### Exercise task
Copy every line from the material below that holds "this".

### Supplied information
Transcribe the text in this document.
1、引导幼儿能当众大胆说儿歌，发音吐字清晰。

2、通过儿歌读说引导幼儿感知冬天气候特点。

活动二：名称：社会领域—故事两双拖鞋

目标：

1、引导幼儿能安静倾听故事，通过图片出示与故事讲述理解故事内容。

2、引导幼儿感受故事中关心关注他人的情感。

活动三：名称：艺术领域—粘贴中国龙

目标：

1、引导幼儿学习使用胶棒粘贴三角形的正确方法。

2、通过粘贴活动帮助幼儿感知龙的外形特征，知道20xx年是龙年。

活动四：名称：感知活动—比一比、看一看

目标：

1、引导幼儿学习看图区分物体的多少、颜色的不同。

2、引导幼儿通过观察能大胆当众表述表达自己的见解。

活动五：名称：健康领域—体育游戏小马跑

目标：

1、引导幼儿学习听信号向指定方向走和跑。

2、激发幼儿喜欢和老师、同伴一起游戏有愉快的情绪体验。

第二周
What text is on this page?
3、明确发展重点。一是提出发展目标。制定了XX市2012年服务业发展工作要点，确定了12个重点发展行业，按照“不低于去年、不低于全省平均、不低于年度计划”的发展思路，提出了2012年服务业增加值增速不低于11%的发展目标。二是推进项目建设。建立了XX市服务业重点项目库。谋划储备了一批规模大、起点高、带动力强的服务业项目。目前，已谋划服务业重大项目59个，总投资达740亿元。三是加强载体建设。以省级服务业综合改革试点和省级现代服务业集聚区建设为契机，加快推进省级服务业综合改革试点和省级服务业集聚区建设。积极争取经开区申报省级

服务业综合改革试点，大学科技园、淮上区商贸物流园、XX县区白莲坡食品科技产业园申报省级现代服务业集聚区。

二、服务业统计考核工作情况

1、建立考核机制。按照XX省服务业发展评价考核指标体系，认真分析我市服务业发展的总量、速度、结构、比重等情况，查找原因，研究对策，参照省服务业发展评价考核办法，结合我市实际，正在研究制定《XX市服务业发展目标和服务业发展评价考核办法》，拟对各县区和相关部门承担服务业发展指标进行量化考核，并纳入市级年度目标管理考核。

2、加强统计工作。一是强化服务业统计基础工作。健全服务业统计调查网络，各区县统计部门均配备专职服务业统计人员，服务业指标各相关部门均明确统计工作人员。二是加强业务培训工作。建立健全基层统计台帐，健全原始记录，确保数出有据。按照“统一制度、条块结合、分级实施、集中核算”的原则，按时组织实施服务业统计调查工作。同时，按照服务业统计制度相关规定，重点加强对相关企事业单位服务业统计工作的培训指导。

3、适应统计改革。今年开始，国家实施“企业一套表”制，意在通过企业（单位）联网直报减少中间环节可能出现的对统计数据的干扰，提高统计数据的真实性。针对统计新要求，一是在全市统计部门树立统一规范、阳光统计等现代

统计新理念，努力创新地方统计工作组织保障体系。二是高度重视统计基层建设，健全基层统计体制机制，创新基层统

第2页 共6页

### Task solution
Transcribe the text in this document.
What text is on this page?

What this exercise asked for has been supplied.